**Passage to read:**
Let the Children Come
SUMMARY
In this sermon, Karl Ihfe highlights Broadway church's long-standing partnership with the Children's Home of Lubbock, whose mission is "manifesting Christ through excellence in childcare." He shares sobering statistics about Lubbock County being the fourth highest for child abuse in Texas, with 783 confirmed victims last year, emphasizing that these aren't just numbers but children created in God's image who need healing and hope.
Karl connects this ministry to Jesus's teaching in Mark 10, where He was "indignant" when disciples tried to prevent children from approaching Him. Jesus taught that the kingdom belongs to children and that welcoming a child in His name is welcoming Jesus Himself. Karl reminds the congregation that caring for vulnerable children isn't a side project but reflects the heart of God, who describes Himself in Psalm 68:5 as "a father to the fatherless." The sermon concludes with a call to radical generosity toward their $40,000 goal to support safety initiatives at the Children's Home.
TRANSCRIPTION:
Well, we are excited to get to celebrate alongside the Children's Home of Lubbock, another incredible year of service to our community, to so many friends. We're so glad that you two are with us here today. We are excited to get to think some together about why the work at the Children's home really matters. And then we're going to get a chance to be really generous to our friends at the Children's home. Our goal this year is $40,000.
We'd love to raise $40,000. That's going to make a huge impact here on the South Plains with so many families that are hurting. When I came here, Lynn Harms was the director at that time. But I remember first time hearing the motto or the mission statement of the Children's home and that's manifesting Christ through excellence in childcare. Now I've had that memorized since the first time I heard it.
I don't know why. It just found a place in my heart. When Kaley and I were considering moving out here with our family back in 2013, one of the main reasons we came out here was because of the this kind of work, because of Broadway's heart for children, for adopting and fostering kiddos, for stepping into hard situations and hard complicated circumstances and saying we want to bring some help and to get to partner with like minded friends like Rudy and his team at the Children's Home. We're so thankful to get to be a part of that because we believe it's at the heart of God's ministry in this world. Some of you may have seen the statistics and living out here in West Texas, there are a lot of great things.
One of the things that isn't so great is we're the fourth highest county for child abuse. Last year what we found was 783 confirmed victims of child abuse and neglect. Over 6,000 cases were investigated last year out in our county. Now just to kind of put that in perspective, that's just a little under 10 over every thousand children in the state of Texas. The average county is 7 and we're almost at 10.
We've got some issues, we need some help. And so we're so thankful to have Rudy and his team standing on the front lines helping families and especially children. Because those Numbers aren't just statistics. Those are names and faces. Those are stories of children who were created in the image of God, of families created in God's image who need hope and healing and restoration.

**Data:**
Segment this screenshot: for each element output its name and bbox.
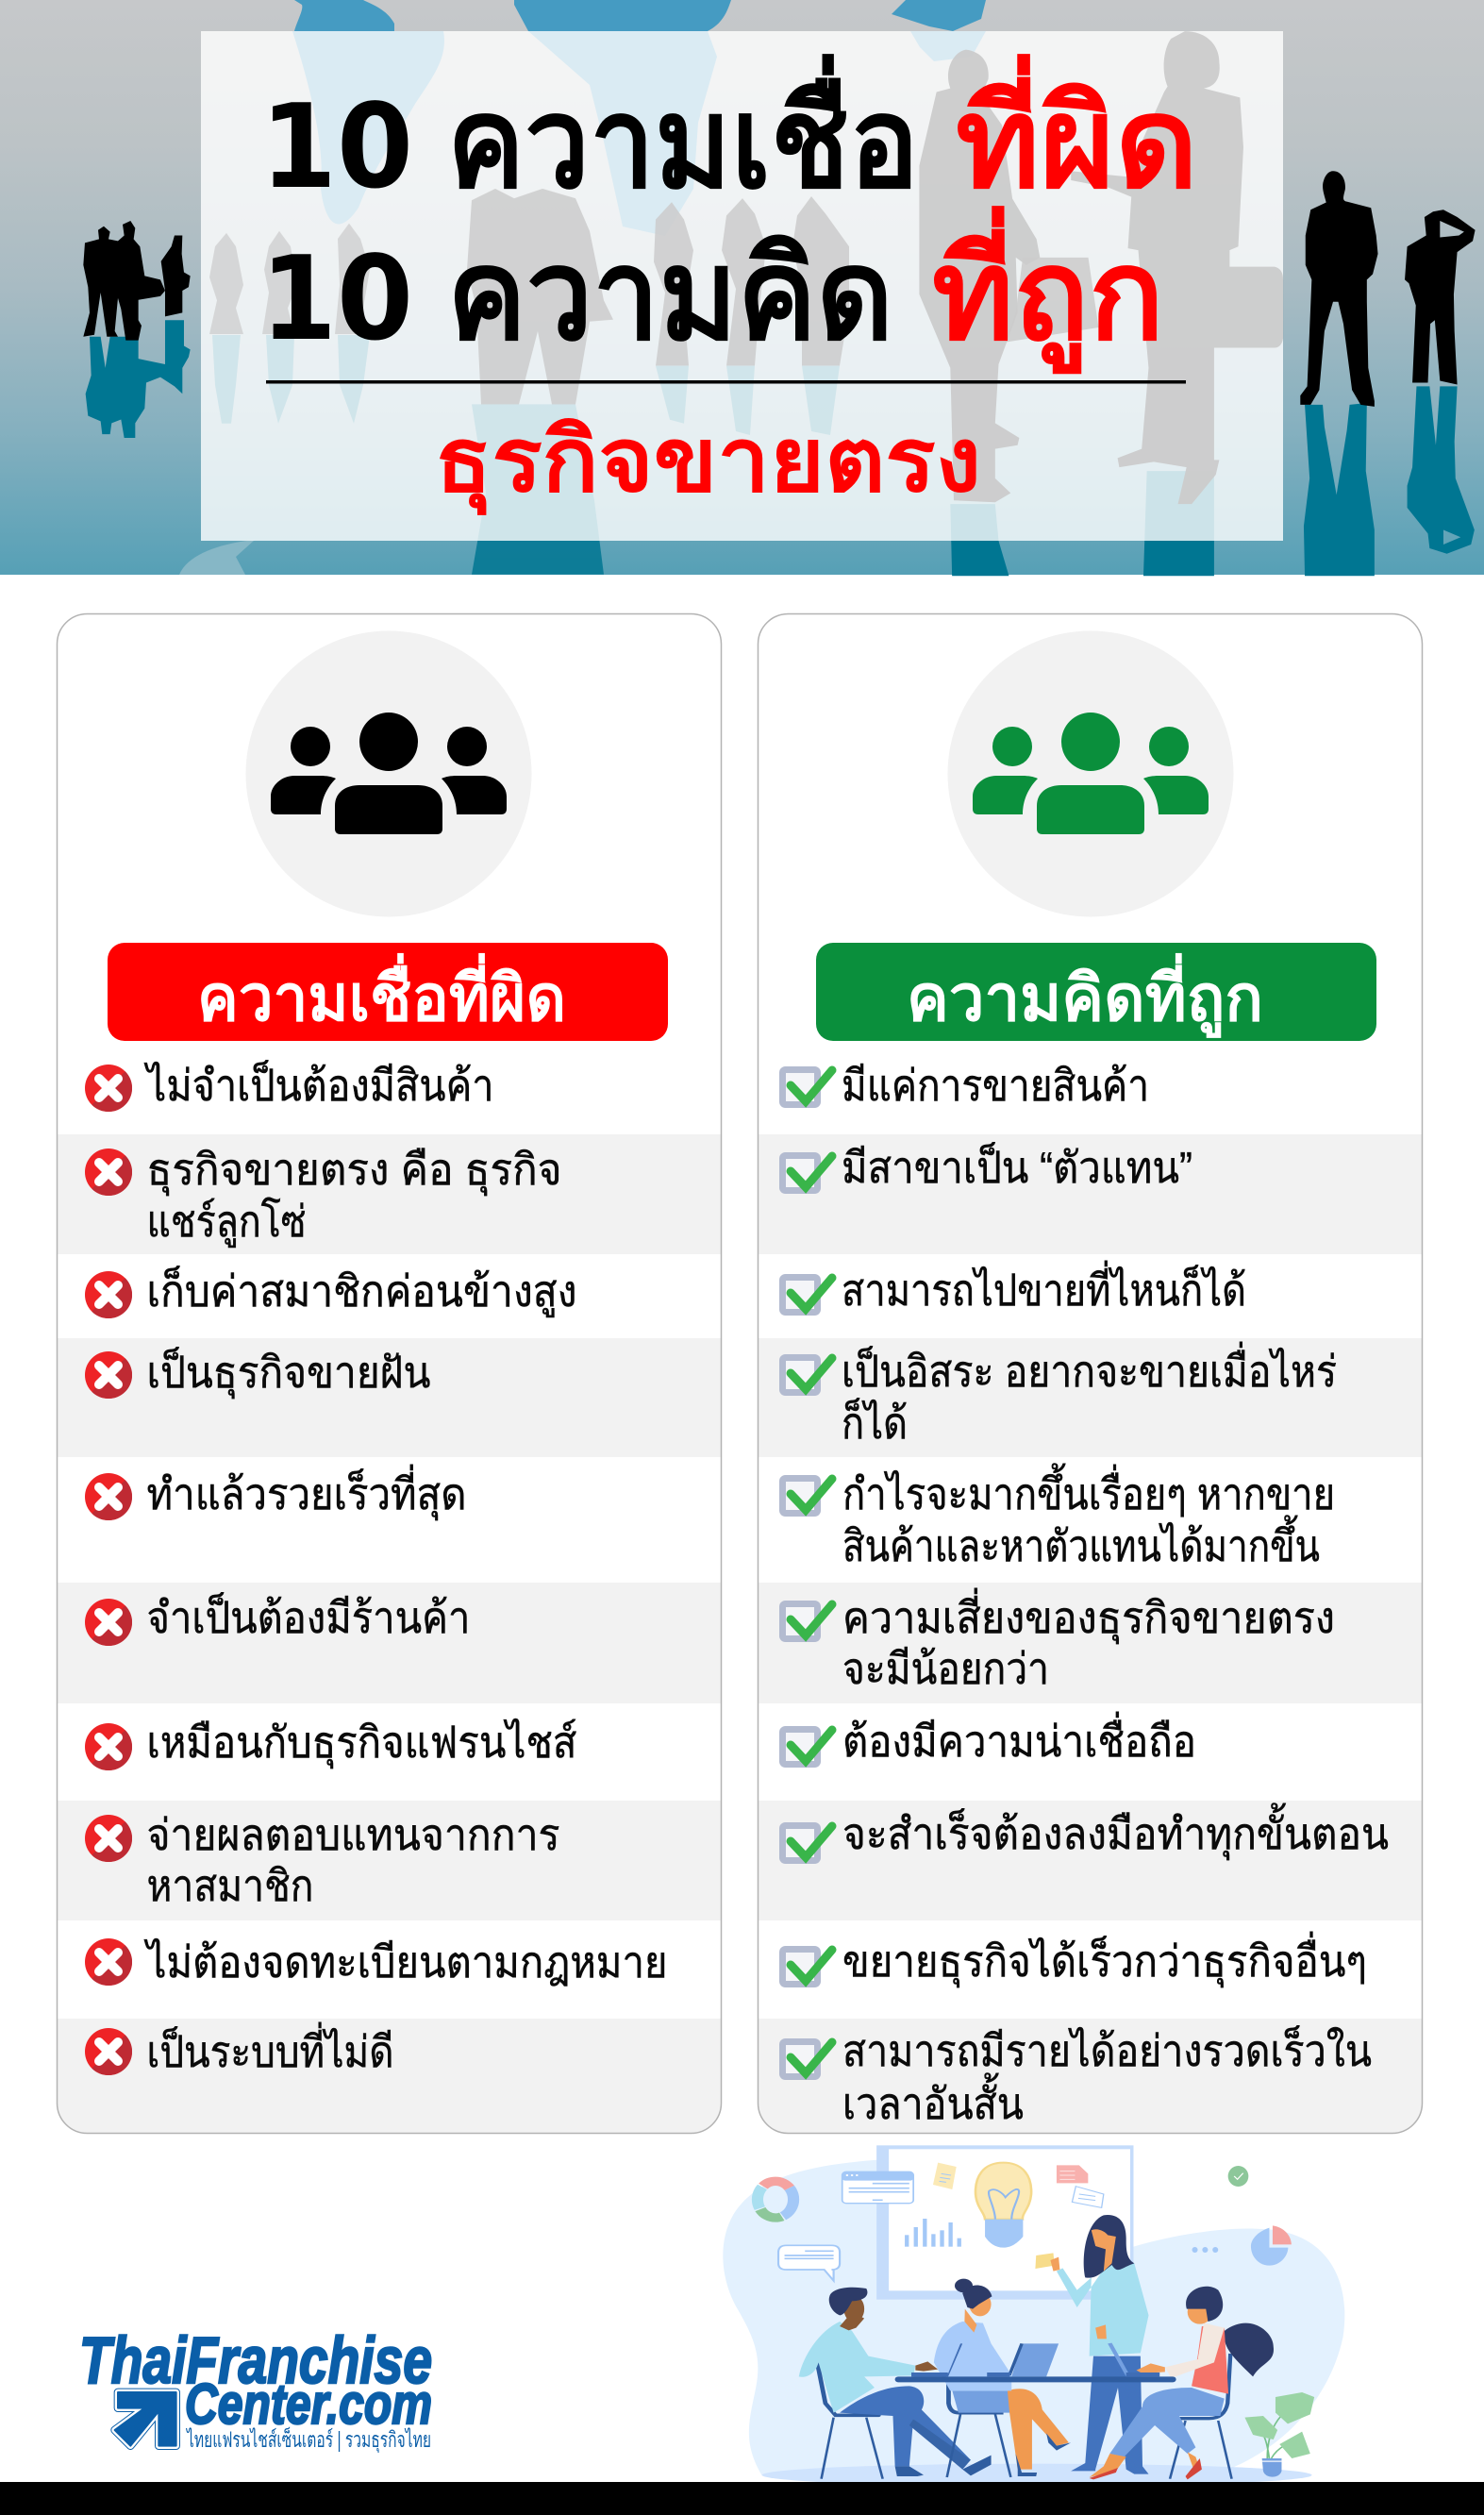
icon: arrow xyxy=(115,2392,176,2446)
background grey figures group xyxy=(209,189,849,575)
item 4: เป็นอิสระ อยากจะขายเมื่อไหร่ xyxy=(842,1341,1337,1396)
person: standing woman xyxy=(1035,2215,1149,2474)
heading: right thinking xyxy=(816,943,1376,1041)
item 2 xyxy=(85,1145,562,1248)
plant xyxy=(1244,2392,1314,2477)
notes xyxy=(933,2163,1104,2207)
item 5 xyxy=(783,1463,1335,1570)
logo: ThaiFranchise Center.com: ThaiFranchise xyxy=(79,2323,432,2397)
item 7: เหมือนกับธุรกิจแฟรนไชส์ xyxy=(147,1718,577,1769)
left group silhouette xyxy=(83,221,191,438)
item 6: จำเป็นต้องมีร้านค้า xyxy=(147,1592,470,1642)
title line 1 black: 10 xyxy=(260,80,413,215)
light bulb xyxy=(975,2163,1031,2248)
world map shapes xyxy=(292,0,986,236)
item 4: ก็ได้ xyxy=(842,1398,908,1448)
item 4: เป็นธุรกิจขายฝัน xyxy=(147,1347,430,1400)
title line 2 black xyxy=(260,221,893,369)
title line 2 black: 10 xyxy=(260,232,413,367)
bottom black band xyxy=(0,2482,1484,2515)
subtitle: ธุรกิจขายตรง xyxy=(435,410,981,515)
whiteboard xyxy=(876,2145,1133,2300)
heading: right thinking: ความคิดที่ถูก xyxy=(907,952,1263,1039)
bar chart xyxy=(905,2219,961,2247)
item 10: สามารถมีรายได้อย่างรวดเร็วใน xyxy=(842,2025,1372,2075)
item 5: สินค้าและหาตัวแทนได้มากขึ้น xyxy=(842,1515,1320,1570)
title line 1 red: ที่ผิด xyxy=(956,53,1198,217)
item 10: เวลาอันสั้น xyxy=(842,2072,1024,2128)
item 8: หาสมาชิก xyxy=(147,1861,313,1910)
item 5 xyxy=(85,1464,466,1521)
illustration: team meeting xyxy=(723,2145,1344,2487)
background blob xyxy=(723,2159,1344,2475)
logo: ThaiFranchise Center.com: Center.com xyxy=(185,2372,432,2436)
title line 2 red: ที่ถูก xyxy=(932,205,1164,375)
item 8: จ่ายผลตอบแทนจากการ xyxy=(147,1810,560,1859)
icon: people black xyxy=(245,630,532,917)
item 8: จะสำเร็จต้องลงมือทำทุกขั้นตอน xyxy=(842,1802,1389,1861)
item 3: สามารถไปขายที่ไหนก็ได้ xyxy=(842,1260,1246,1315)
item 2: แชร์ลูกโซ่ xyxy=(147,1197,306,1248)
item 2: ธุรกิจขายตรง คือ ธุรกิจ xyxy=(147,1145,562,1197)
person: seated woman xyxy=(911,2279,1071,2477)
header background with world map and silhouettes xyxy=(0,0,1484,576)
item 6: จะมีน้อยกว่า xyxy=(842,1644,1049,1693)
item 10 xyxy=(85,2021,394,2076)
table xyxy=(895,2376,1176,2382)
logo: ThaiFranchise Center.com: ไทยแฟรนไชส์เซ็นเตอร์ | รวมธุรกิจไทย xyxy=(186,2425,431,2453)
item 1: มีแค่การขายสินค้า xyxy=(842,1061,1149,1110)
check badge xyxy=(1228,2166,1248,2187)
browser window xyxy=(842,2171,913,2204)
large figures and right silhouettes xyxy=(919,31,1476,576)
item 8 xyxy=(85,1810,560,1910)
item 2: มีสาขาเป็น “ตัวแทน” xyxy=(842,1142,1192,1192)
item 6: ความเสี่ยงของธุรกิจขายตรง xyxy=(842,1587,1335,1645)
panel: right thinking xyxy=(758,613,1423,2134)
icon: people green xyxy=(947,630,1234,917)
item 4 xyxy=(783,1341,1337,1448)
speech bubble xyxy=(778,2245,840,2281)
item 3 xyxy=(783,1260,1246,1315)
heading: wrong beliefs xyxy=(108,943,668,1041)
item 5: กำไรจะมากขึ้นเรื่อยๆ หากขาย xyxy=(842,1463,1335,1518)
person: seated man xyxy=(799,2288,992,2479)
title line 1 black: ความเชื่อ xyxy=(447,53,919,217)
item 9: ไม่ต้องจดทะเบียนตามกฎหมาย xyxy=(143,1937,668,1987)
title line 1 black xyxy=(260,53,919,217)
item 3: เก็บค่าสมาชิกค่อนข้างสูง xyxy=(147,1266,577,1317)
title line 2 black: ความคิด xyxy=(447,221,893,369)
item 10 xyxy=(783,2025,1372,2128)
person: seated woman right xyxy=(1090,2287,1274,2479)
donut chart xyxy=(758,2181,793,2218)
heading: wrong beliefs: ความเชื่อที่ผิด xyxy=(197,952,566,1036)
item 5: ทำแล้วรวยเร็วที่สุด xyxy=(147,1464,466,1521)
item 6 xyxy=(783,1587,1335,1693)
item 1: ไม่จำเป็นต้องมีสินค้า xyxy=(143,1060,494,1110)
title panel xyxy=(201,31,1283,541)
item 9: ขยายธุรกิจได้เร็วกว่าธุรกิจอื่นๆ xyxy=(842,1931,1367,1988)
logo: ThaiFranchise Center.com xyxy=(79,2323,432,2453)
panel: wrong beliefs xyxy=(57,613,722,2134)
pie chart xyxy=(1192,2225,1292,2266)
item 7: ต้องมีความน่าเชื่อถือ xyxy=(842,1711,1196,1766)
item 10: เป็นระบบที่ไม่ดี xyxy=(147,2021,394,2076)
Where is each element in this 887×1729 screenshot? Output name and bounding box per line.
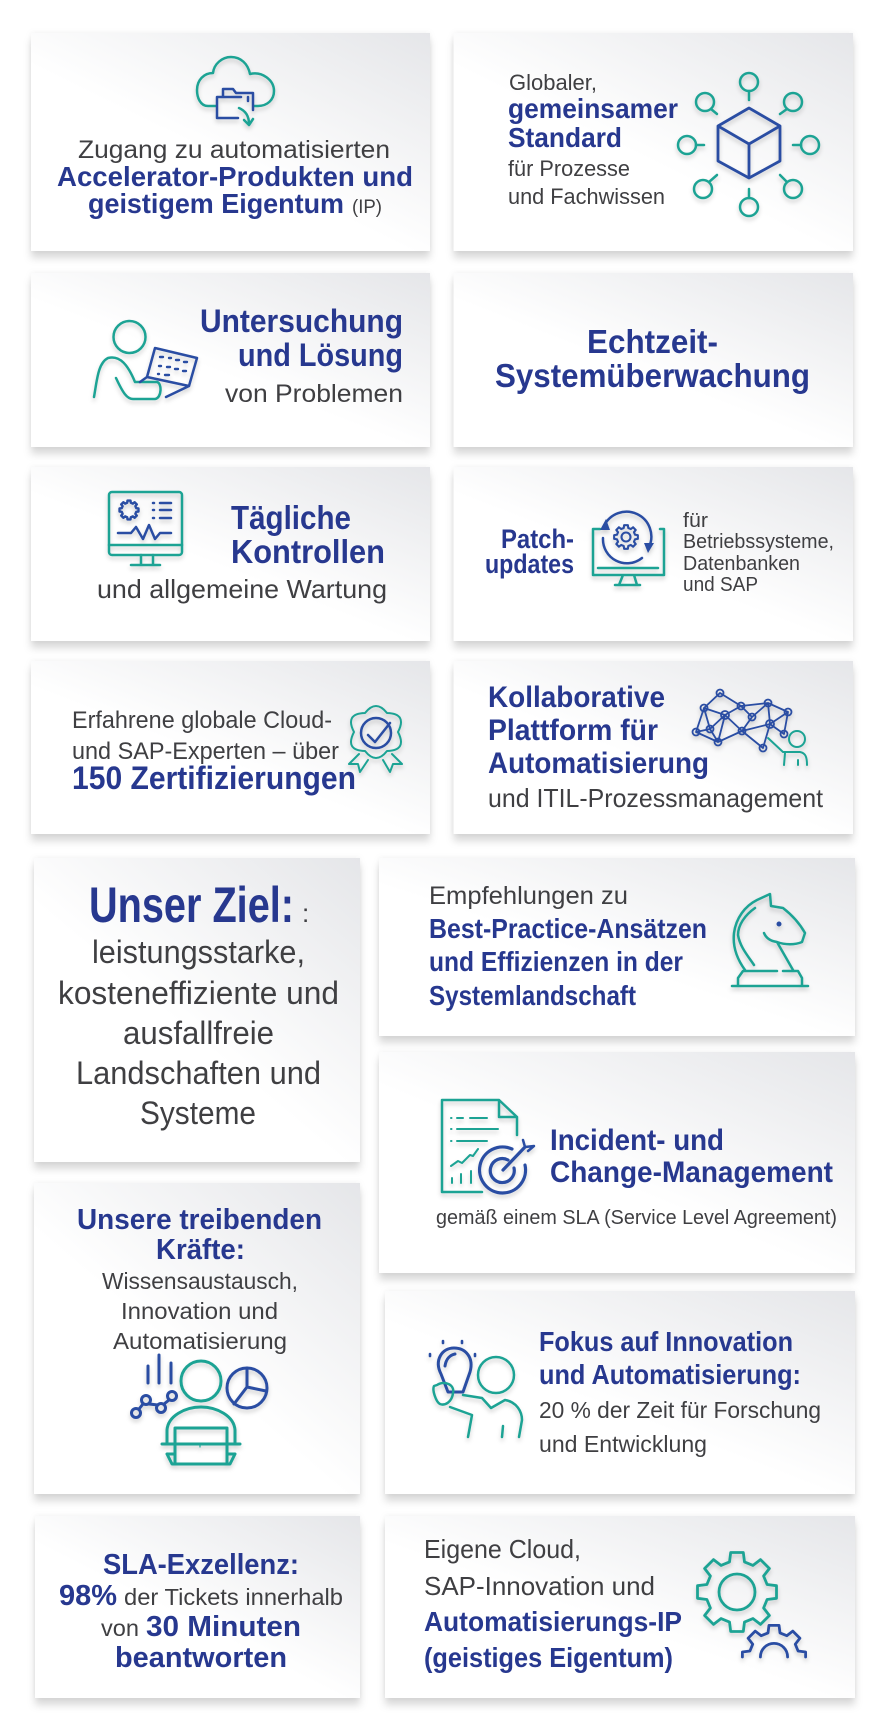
text: own cloud innovation: Automatisierungs-IP <box>424 1606 682 1637</box>
text: daily checks: und allgemeine Wartung <box>97 574 387 604</box>
text: our driving forces: Kräfte: <box>156 1234 245 1266</box>
text: our goal: Landschaften und <box>76 1055 321 1091</box>
icon: light bulb and person <box>430 1341 522 1437</box>
text: incident and change management <box>436 1124 837 1229</box>
text: best practice recommendations: Systemlandschaft <box>429 980 636 1011</box>
text: experienced experts: Erfahrene globale Cloud- <box>72 707 332 734</box>
text: own cloud innovation: SAP-Innovation und <box>424 1571 655 1601</box>
panel: own cloud innovation <box>385 1516 855 1698</box>
text: real-time monitoring: Echtzeit- <box>587 323 718 360</box>
text: collaborative platform: Automatisierung <box>488 747 709 780</box>
icon: document and target <box>442 1100 534 1193</box>
text: patch targets: und SAP <box>683 574 758 596</box>
panel: best practice recommendations <box>379 858 855 1036</box>
text: innovation focus: Fokus auf Innovation <box>539 1326 793 1357</box>
icon: award badge <box>349 706 402 772</box>
text: global common standard: Globaler, <box>509 70 597 95</box>
text: SLA excellence: 30 Minuten <box>146 1611 301 1643</box>
text: SLA excellence <box>59 1549 343 1674</box>
text: patch updates: Patch- <box>501 524 574 554</box>
text: our driving forces: Innovation und <box>121 1298 278 1324</box>
text: our driving forces: Unsere treibenden <box>77 1204 322 1236</box>
text: patch updates <box>485 524 574 579</box>
text: investigation and resolution: und Lösung <box>238 337 403 373</box>
text: experienced experts <box>72 707 356 796</box>
text: daily checks: Kontrollen <box>231 533 385 570</box>
text: incident and change management: gemäß einem SLA (Service Level Agreement) <box>436 1207 837 1229</box>
text: collaborative platform: Plattform für <box>488 714 658 747</box>
text: patch targets <box>683 510 834 596</box>
panel: our driving forces <box>34 1183 360 1494</box>
panel: global standard <box>454 33 853 251</box>
text: collaborative platform: und ITIL-Prozessmanagement <box>488 783 824 813</box>
panel: innovation focus <box>385 1291 855 1494</box>
text: SLA excellence: SLA-Exzellenz: <box>103 1549 299 1581</box>
text: SLA excellence: von <box>101 1615 139 1641</box>
icon: monitor with rotating gear <box>593 512 664 585</box>
text: access to accelerator products: (IP) <box>352 197 382 218</box>
text: experienced experts: und SAP-Experten – über <box>72 738 339 765</box>
text: best practice recommendations: Best-Practice-Ansätzen <box>429 913 707 944</box>
text: our goal <box>58 877 339 1131</box>
icon: team member with laptop and charts <box>132 1355 267 1464</box>
text: real-time monitoring: Systemüberwachung <box>495 357 810 394</box>
text: patch targets: Datenbanken <box>683 553 800 575</box>
text: our driving forces: Wissensaustausch, <box>102 1268 298 1294</box>
panel: incident and change management <box>379 1052 855 1273</box>
text: our goal: Systeme <box>140 1095 256 1131</box>
panel: daily checks <box>31 467 430 641</box>
text: global common standard: und Fachwissen <box>508 184 665 209</box>
icon: cloud with folder <box>197 57 274 125</box>
text: our goal: kosteneffiziente und <box>58 975 339 1011</box>
text: global common standard <box>508 70 678 209</box>
panel: our goal <box>34 858 360 1162</box>
text: patch targets: Betriebssysteme, <box>683 531 834 553</box>
icon: monitor with gear <box>109 492 182 565</box>
text: global common standard: für Prozesse <box>508 156 630 181</box>
text: best practice recommendations: Empfehlungen zu <box>429 882 628 910</box>
panel: certifications <box>31 661 430 834</box>
text: best practice recommendations <box>429 882 707 1011</box>
text: patch updates: updates <box>485 549 574 579</box>
text: investigation and resolution: von Problemen <box>225 380 403 408</box>
text: own cloud innovation: Eigene Cloud, <box>424 1534 581 1564</box>
text: innovation focus: und Automatisierung: <box>539 1359 801 1390</box>
text: investigation and resolution: Untersuchung <box>200 303 403 339</box>
text: real-time monitoring <box>495 323 810 394</box>
text: daily checks: Tägliche <box>231 499 351 536</box>
panel: investigation and resolution <box>31 273 430 447</box>
text: innovation focus <box>539 1326 821 1457</box>
icon: gears <box>698 1552 806 1657</box>
text: SLA excellence: der Tickets innerhalb <box>124 1584 343 1610</box>
text: access to accelerator products: Zugang zu automatisierten <box>78 136 390 164</box>
panel: accelerator products <box>31 33 430 251</box>
text: patch targets: für <box>683 510 708 532</box>
panel: real-time monitoring <box>454 273 853 447</box>
text: own cloud innovation: (geistiges Eigentum) <box>424 1642 673 1673</box>
text: innovation focus: und Entwicklung <box>539 1431 707 1457</box>
icon: person with laptop <box>94 321 197 399</box>
text: our driving forces: Automatisierung <box>113 1328 287 1354</box>
text: daily checks <box>97 499 387 604</box>
panel: collaborative platform <box>454 661 853 834</box>
icon: chess knight <box>732 894 808 986</box>
icon: network and person <box>692 690 807 765</box>
text: collaborative platform <box>488 681 824 813</box>
text: global common standard: gemeinsamer <box>508 93 678 124</box>
text: global common standard: Standard <box>508 122 622 153</box>
text: our goal: ausfallfreie <box>123 1015 274 1051</box>
text: our goal: leistungsstarke, <box>92 934 305 970</box>
icon: cube with pins <box>678 73 819 216</box>
text: own cloud innovation <box>424 1534 682 1673</box>
text: access to accelerator products: geistigem Eigentum <box>88 188 344 219</box>
text: our driving forces <box>77 1204 322 1354</box>
text: access to accelerator products <box>57 136 413 219</box>
text: SLA excellence: 98% <box>59 1580 117 1612</box>
text: innovation focus: 20 % der Zeit für Forschung <box>539 1397 821 1423</box>
panel: SLA excellence <box>35 1516 360 1698</box>
text: investigation and resolution <box>200 303 403 408</box>
text: best practice recommendations: und Effizienzen in der <box>429 946 683 977</box>
text: incident and change management: Incident- und <box>550 1124 724 1157</box>
text: our goal: Unser Ziel: <box>89 877 294 933</box>
text: incident and change management: Change-Management <box>550 1156 833 1189</box>
text: access to accelerator products: Accelerator-Produkten und <box>57 161 413 192</box>
text: experienced experts: 150 Zertifizierungen <box>72 760 356 796</box>
text: our goal: : <box>302 898 309 928</box>
text: SLA excellence: beantworten <box>115 1642 287 1674</box>
text: collaborative platform: Kollaborative <box>488 681 665 714</box>
panel: patch updates <box>454 467 853 641</box>
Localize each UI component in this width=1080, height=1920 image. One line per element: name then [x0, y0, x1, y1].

**Task:** Pick up the transcript of the sermon about the Children's Home of Lubbock, shown above before the items, and continue it from its last sentence.

**Answer to this task:**
So today's not a day just to come alongside and Celebrate the Children's Home, although it certainly is that. But it's this reminder that the work is earth urgent and the need is great. And we want to do our part to help out. You know, back in the 50s, men and women here at Broadway got together to talk some about how can we minister to the hurting families and children in our community. Folks like Norville and Helen Young, Fred and Roma Pinkston, Lawrence Green, Ida Collins.
There's too many to name. But they began dreaming of a place where vulnerable children and families could find find a place for healing. And that dream turned into the Children's Home of Lubbock. And then folks like John and Vera White and Floyd and Pat Stumbo came to make that dream and helped turn that dream into a reality. And for the last seven decades, that work has been faithfully stewarded not only through Floyd and his directing and John and his as well, but also with Lynn and Jimmy and most recently now, Rudy taking on those reins.
And they have partnered with countless men and women who have served children to carry out this good work and expanding the services that are available to our community, just to give us a sense for how deep this work is woven into our community. If you have ever served at the Children's Home, either as a volunteer or a staff person or a house parent, maybe one of their counselors or supervisors, if you've been the director or chair the board or you've been on the board, would you just stand for just a moment? Just so we can see the number of folks who have served at the Children's Home for the Children Home, with the Children Home now, just take a look around our church. How many? Absolutely.
You may be seated. Thank you.
That's just a glimpse of the heart of this church for serving in this important way. In fact, what we've learned, if you check out their website, you'll discover that over 7,000 children and their families have been served in the last seven decades. You heard Rudy referred just this year, 168 children have been served. They're doing incredible, incredible work. One of the reasons, as I said, that Kayla and I came out here was to get to partner with a church like this, because we hadn't encountered a church that took the Apostle James Word so seriously as Broadway does.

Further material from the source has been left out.